Requirements
Reproduce all entries word for word.

Dataset rows
··········
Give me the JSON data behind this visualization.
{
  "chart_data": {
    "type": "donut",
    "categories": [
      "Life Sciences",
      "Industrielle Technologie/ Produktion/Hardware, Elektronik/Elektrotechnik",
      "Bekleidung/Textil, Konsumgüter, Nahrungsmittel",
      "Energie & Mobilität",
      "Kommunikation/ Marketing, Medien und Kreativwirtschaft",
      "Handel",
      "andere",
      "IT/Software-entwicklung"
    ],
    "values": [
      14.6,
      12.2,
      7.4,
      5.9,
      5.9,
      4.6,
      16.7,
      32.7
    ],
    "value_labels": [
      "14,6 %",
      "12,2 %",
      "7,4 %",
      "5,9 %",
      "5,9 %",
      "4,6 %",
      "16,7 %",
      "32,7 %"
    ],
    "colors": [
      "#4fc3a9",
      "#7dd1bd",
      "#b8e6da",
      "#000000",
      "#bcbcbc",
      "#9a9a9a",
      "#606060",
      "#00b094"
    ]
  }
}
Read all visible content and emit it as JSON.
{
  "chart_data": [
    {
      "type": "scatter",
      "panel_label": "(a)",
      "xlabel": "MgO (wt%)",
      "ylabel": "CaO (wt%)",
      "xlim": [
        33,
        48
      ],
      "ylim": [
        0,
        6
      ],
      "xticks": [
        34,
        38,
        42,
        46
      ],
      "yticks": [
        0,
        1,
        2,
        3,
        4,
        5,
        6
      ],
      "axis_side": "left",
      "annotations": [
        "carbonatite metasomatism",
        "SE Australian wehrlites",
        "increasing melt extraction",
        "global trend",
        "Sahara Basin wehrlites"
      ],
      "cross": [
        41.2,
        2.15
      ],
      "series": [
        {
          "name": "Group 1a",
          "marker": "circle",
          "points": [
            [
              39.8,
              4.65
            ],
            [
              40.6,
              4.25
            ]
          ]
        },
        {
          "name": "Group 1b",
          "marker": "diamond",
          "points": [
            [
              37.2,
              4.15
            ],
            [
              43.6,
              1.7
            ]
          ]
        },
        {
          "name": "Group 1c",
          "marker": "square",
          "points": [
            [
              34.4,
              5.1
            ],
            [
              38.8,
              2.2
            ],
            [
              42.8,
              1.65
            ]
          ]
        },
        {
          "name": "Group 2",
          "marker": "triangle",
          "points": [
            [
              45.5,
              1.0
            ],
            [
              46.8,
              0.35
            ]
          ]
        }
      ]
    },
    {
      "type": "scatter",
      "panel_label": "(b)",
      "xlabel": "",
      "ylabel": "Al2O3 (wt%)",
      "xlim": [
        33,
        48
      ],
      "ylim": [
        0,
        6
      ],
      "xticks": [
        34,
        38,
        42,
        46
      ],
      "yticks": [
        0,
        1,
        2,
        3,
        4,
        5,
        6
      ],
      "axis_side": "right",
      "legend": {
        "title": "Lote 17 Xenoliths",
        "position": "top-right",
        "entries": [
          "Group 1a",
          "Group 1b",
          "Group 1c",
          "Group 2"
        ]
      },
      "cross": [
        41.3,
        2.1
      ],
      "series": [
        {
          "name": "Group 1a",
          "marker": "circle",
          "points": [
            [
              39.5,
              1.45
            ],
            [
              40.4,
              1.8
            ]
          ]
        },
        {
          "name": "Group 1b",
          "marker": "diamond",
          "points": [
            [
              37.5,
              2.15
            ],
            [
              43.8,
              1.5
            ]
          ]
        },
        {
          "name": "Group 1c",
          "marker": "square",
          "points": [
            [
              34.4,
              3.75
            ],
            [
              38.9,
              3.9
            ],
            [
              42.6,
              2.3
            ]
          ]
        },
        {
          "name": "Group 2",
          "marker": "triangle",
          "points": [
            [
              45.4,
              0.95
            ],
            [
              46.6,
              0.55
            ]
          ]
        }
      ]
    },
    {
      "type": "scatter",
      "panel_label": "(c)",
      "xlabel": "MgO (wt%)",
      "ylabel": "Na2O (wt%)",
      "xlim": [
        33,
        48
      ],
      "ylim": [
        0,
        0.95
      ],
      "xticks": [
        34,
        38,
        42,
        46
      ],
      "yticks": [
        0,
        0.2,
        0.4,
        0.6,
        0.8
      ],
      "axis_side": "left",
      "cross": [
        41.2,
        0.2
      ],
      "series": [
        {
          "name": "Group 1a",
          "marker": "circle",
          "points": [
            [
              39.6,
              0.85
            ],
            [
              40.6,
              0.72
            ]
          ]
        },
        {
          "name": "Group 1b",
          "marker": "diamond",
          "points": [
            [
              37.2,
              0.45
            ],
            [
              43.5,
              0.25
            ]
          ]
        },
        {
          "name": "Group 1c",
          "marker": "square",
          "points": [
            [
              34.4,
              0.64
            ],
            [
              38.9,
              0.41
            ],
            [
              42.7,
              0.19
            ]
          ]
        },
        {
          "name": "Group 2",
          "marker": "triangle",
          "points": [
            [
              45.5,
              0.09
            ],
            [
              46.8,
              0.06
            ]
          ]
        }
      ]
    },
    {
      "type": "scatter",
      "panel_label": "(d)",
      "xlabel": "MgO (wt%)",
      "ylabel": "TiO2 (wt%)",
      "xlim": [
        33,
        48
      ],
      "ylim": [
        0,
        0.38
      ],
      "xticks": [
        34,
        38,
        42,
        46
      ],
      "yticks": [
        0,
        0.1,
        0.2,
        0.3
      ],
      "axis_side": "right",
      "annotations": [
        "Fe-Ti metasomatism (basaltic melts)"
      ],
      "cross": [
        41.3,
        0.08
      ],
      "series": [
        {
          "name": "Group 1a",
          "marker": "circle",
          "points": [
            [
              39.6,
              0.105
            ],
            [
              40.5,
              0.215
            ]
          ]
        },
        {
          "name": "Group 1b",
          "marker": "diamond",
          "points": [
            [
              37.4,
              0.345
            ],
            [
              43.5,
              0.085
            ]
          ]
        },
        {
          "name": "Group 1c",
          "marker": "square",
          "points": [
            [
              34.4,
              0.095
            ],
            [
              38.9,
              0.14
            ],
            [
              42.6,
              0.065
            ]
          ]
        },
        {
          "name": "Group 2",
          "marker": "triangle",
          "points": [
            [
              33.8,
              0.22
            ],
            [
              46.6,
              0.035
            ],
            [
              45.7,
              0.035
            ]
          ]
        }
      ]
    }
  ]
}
··········
Exercise response
Give me the JSON data behind this visualization.
{
  "chart_data": {
    "type": "donut",
    "categories": [
      "Life Sciences",
      "Industrielle Technologie/ Produktion/Hardware, Elektronik/Elektrotechnik",
      "Bekleidung/Textil, Konsumgüter, Nahrungsmittel",
      "Energie & Mobilität",
      "Kommunikation/ Marketing, Medien und Kreativwirtschaft",
      "Handel",
      "andere",
      "IT/Software-entwicklung"
    ],
    "values": [
      14.6,
      12.2,
      7.4,
      5.9,
      5.9,
      4.6,
      16.7,
      32.7
    ],
    "value_labels": [
      "14,6 %",
      "12,2 %",
      "7,4 %",
      "5,9 %",
      "5,9 %",
      "4,6 %",
      "16,7 %",
      "32,7 %"
    ],
    "colors": [
      "#4fc3a9",
      "#7dd1bd",
      "#b8e6da",
      "#000000",
      "#bcbcbc",
      "#9a9a9a",
      "#606060",
      "#00b094"
    ]
  }
}
Read all visible content and emit it as JSON.
{
  "chart_data": [
    {
      "type": "scatter",
      "panel_label": "(a)",
      "xlabel": "MgO (wt%)",
      "ylabel": "CaO (wt%)",
      "xlim": [
        33,
        48
      ],
      "ylim": [
        0,
        6
      ],
      "xticks": [
        34,
        38,
        42,
        46
      ],
      "yticks": [
        0,
        1,
        2,
        3,
        4,
        5,
        6
      ],
      "axis_side": "left",
      "annotations": [
        "carbonatite metasomatism",
        "SE Australian wehrlites",
        "increasing melt extraction",
        "global trend",
        "Sahara Basin wehrlites"
      ],
      "cross": [
        41.2,
        2.15
      ],
      "series": [
        {
          "name": "Group 1a",
          "marker": "circle",
          "points": [
            [
              39.8,
              4.65
            ],
            [
              40.6,
              4.25
            ]
          ]
        },
        {
          "name": "Group 1b",
          "marker": "diamond",
          "points": [
            [
              37.2,
              4.15
            ],
            [
              43.6,
              1.7
            ]
          ]
        },
        {
          "name": "Group 1c",
          "marker": "square",
          "points": [
            [
              34.4,
              5.1
            ],
            [
              38.8,
              2.2
            ],
            [
              42.8,
              1.65
            ]
          ]
        },
        {
          "name": "Group 2",
          "marker": "triangle",
          "points": [
            [
              45.5,
              1.0
            ],
            [
              46.8,
              0.35
            ]
          ]
        }
      ]
    },
    {
      "type": "scatter",
      "panel_label": "(b)",
      "xlabel": "",
      "ylabel": "Al2O3 (wt%)",
      "xlim": [
        33,
        48
      ],
      "ylim": [
        0,
        6
      ],
      "xticks": [
        34,
        38,
        42,
        46
      ],
      "yticks": [
        0,
        1,
        2,
        3,
        4,
        5,
        6
      ],
      "axis_side": "right",
      "legend": {
        "title": "Lote 17 Xenoliths",
        "position": "top-right",
        "entries": [
          "Group 1a",
          "Group 1b",
          "Group 1c",
          "Group 2"
        ]
      },
      "cross": [
        41.3,
        2.1
      ],
      "series": [
        {
          "name": "Group 1a",
          "marker": "circle",
          "points": [
            [
              39.5,
              1.45
            ],
            [
              40.4,
              1.8
            ]
          ]
        },
        {
          "name": "Group 1b",
          "marker": "diamond",
          "points": [
            [
              37.5,
              2.15
            ],
            [
              43.8,
              1.5
            ]
          ]
        },
        {
          "name": "Group 1c",
          "marker": "square",
          "points": [
            [
              34.4,
              3.75
            ],
            [
              38.9,
              3.9
            ],
            [
              42.6,
              2.3
            ]
          ]
        },
        {
          "name": "Group 2",
          "marker": "triangle",
          "points": [
            [
              45.4,
              0.95
            ],
            [
              46.6,
              0.55
            ]
          ]
        }
      ]
    },
    {
      "type": "scatter",
      "panel_label": "(c)",
      "xlabel": "MgO (wt%)",
      "ylabel": "Na2O (wt%)",
      "xlim": [
        33,
        48
      ],
      "ylim": [
        0,
        0.95
      ],
      "xticks": [
        34,
        38,
        42,
        46
      ],
      "yticks": [
        0,
        0.2,
        0.4,
        0.6,
        0.8
      ],
      "axis_side": "left",
      "cross": [
        41.2,
        0.2
      ],
      "series": [
        {
          "name": "Group 1a",
          "marker": "circle",
          "points": [
            [
              39.6,
              0.85
            ],
            [
              40.6,
              0.72
            ]
          ]
        },
        {
          "name": "Group 1b",
          "marker": "diamond",
          "points": [
            [
              37.2,
              0.45
            ],
            [
              43.5,
              0.25
            ]
          ]
        },
        {
          "name": "Group 1c",
          "marker": "square",
          "points": [
            [
              34.4,
              0.64
            ],
            [
              38.9,
              0.41
            ],
            [
              42.7,
              0.19
            ]
          ]
        },
        {
          "name": "Group 2",
          "marker": "triangle",
          "points": [
            [
              45.5,
              0.09
            ],
            [
              46.8,
              0.06
            ]
          ]
        }
      ]
    },
    {
      "type": "scatter",
      "panel_label": "(d)",
      "xlabel": "MgO (wt%)",
      "ylabel": "TiO2 (wt%)",
      "xlim": [
        33,
        48
      ],
      "ylim": [
        0,
        0.38
      ],
      "xticks": [
        34,
        38,
        42,
        46
      ],
      "yticks": [
        0,
        0.1,
        0.2,
        0.3
      ],
      "axis_side": "right",
      "annotations": [
        "Fe-Ti metasomatism (basaltic melts)"
      ],
      "cross": [
        41.3,
        0.08
      ],
      "series": [
        {
          "name": "Group 1a",
          "marker": "circle",
          "points": [
            [
              39.6,
              0.105
            ],
            [
              40.5,
              0.215
            ]
          ]
        },
        {
          "name": "Group 1b",
          "marker": "diamond",
          "points": [
            [
              37.4,
              0.345
            ],
            [
              43.5,
              0.085
            ]
          ]
        },
        {
          "name": "Group 1c",
          "marker": "square",
          "points": [
            [
              34.4,
              0.095
            ],
            [
              38.9,
              0.14
            ],
            [
              42.6,
              0.065
            ]
          ]
        },
        {
          "name": "Group 2",
          "marker": "triangle",
          "points": [
            [
              33.8,
              0.22
            ],
            [
              46.6,
              0.035
            ],
            [
              45.7,
              0.035
            ]
          ]
        }
      ]
    }
  ]
}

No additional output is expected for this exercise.